> _Extrait cité_:
VOYAGE EN FRANCE

J’espère que les délégués du tourisme, qui vont se réunir, sauront trouver un rôle et une place d’honneur pour notre grand touriste, pour Ardouin-Dumazet, qui a parcouru, et souvent à pied, le bâton à la main, la France entière, et qui a rédigé ses observations en cinquante-cinq ou soixante volumes, car l’œuvre continue. Ayant tout vu, il trouve sans cesse à revoir et peut à peine consentir à se déclarer satisfait d’une œuvre que tout le monde juge admirable et unique. Il avait déjà rédigé un « Voyage en France » fort complet, mais des changements économiques considérables s’étaient produits. Il reprit son bâton et recommença le pélerinage. Il avait réservé cette révision à son fils, mais la mort le lui prit, il y a quelques années, et il se mit seul courageusement à la tâche. Cette œuvre est d’une telle nature, si précise et si pénétrante, qu’elle instruit même les vieux provinciaux, passionnés de leur pays, et qu’elle leur révèle des aspects nouveaux de la région où ils vivent et d’où ils n’ont jamais détourné les yeux. Il sait allier l’exactitude au pittoresque et, véridique comme une enquête économique, il a des enthousiasmes de paysagiste devant les aspects variés qui se sont successivement offerts à ses explorations patientes et réfléchies. Peu de personnes, peut-être, ont lu d’un bout à l’autre ces soixante volumes, mais il n’est, non plus, de curieux qui n’en ait voulu connaître quelques-uns, ceux qui concernent sa province natale, la région de ses souvenirs d’enfance. C’est dire que partout Ardouin-Dumazet a des admirateurs et des fidèles. Les touristes assemblés trouveront certainement moyen, j’en suis sûr, d’honorer ce grand touriste, ce grand découvreur de son pays.

> _Consigne_:
D'après le texte sur Ardouin-Dumazet, à qui celui-ci avait-il réservé la révision de son « Voyage en France » ?

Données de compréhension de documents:
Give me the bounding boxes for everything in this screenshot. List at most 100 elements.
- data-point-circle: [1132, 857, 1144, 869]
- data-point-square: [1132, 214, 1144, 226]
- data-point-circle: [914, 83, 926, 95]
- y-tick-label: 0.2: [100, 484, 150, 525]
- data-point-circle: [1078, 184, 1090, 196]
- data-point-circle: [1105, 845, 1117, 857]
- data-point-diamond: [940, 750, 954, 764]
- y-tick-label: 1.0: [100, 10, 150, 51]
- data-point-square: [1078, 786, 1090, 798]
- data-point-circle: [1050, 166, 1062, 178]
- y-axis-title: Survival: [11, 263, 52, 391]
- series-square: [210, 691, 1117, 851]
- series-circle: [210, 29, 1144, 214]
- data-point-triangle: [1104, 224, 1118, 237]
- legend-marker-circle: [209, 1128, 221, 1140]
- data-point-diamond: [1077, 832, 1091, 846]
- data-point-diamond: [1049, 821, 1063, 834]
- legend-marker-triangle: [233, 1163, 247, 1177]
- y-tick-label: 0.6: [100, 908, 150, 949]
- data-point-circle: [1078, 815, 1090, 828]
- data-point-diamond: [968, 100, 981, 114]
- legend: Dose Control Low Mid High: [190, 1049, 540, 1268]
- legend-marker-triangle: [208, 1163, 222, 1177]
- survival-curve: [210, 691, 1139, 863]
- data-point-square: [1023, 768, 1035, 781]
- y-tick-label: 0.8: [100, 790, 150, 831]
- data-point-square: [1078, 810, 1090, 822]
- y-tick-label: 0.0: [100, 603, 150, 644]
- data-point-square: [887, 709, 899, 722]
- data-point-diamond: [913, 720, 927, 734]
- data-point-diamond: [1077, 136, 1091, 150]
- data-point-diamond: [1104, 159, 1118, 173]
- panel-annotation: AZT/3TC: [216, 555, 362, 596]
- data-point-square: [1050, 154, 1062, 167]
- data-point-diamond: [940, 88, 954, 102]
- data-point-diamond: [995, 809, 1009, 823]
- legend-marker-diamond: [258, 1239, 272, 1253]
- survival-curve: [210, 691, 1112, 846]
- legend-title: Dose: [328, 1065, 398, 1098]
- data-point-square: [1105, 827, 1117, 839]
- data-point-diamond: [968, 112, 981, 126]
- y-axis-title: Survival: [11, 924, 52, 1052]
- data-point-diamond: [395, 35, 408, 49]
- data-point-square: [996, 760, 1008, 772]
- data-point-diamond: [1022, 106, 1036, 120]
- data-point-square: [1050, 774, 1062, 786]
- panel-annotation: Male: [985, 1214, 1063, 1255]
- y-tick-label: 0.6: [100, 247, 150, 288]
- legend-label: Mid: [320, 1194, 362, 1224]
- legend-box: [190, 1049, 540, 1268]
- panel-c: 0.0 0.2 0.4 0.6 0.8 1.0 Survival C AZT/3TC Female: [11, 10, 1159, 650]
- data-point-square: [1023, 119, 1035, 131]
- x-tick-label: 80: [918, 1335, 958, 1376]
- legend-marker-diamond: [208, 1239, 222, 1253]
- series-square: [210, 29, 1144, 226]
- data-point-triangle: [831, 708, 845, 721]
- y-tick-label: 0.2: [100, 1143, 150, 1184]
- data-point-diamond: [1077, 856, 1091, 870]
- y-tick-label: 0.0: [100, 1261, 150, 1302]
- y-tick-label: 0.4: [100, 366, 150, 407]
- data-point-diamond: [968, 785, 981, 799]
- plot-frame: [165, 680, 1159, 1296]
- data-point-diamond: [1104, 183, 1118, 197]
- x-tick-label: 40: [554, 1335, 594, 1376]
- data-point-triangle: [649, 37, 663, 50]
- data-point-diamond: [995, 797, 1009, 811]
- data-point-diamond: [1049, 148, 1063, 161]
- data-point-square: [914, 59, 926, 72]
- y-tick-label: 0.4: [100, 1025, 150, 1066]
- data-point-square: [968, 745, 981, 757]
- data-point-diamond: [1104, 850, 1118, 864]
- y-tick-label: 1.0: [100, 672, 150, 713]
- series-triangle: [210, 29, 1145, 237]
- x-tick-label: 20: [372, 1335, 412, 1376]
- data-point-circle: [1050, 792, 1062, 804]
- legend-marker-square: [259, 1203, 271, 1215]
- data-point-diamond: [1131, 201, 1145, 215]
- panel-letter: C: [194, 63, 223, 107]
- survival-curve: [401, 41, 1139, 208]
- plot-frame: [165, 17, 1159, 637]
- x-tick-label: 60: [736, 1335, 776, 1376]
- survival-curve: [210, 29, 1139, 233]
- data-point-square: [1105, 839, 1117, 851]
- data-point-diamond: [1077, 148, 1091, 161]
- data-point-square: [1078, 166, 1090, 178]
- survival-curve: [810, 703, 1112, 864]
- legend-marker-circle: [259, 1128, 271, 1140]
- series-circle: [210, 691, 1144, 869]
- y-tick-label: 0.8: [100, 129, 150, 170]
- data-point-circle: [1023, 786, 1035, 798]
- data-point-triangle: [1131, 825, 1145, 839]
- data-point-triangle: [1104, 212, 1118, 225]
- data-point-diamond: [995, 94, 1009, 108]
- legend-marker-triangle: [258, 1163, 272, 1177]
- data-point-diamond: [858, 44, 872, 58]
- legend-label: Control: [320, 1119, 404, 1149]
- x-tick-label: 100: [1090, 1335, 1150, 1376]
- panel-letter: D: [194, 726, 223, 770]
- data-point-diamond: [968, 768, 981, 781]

> _Réponse attendue_:
À son fils.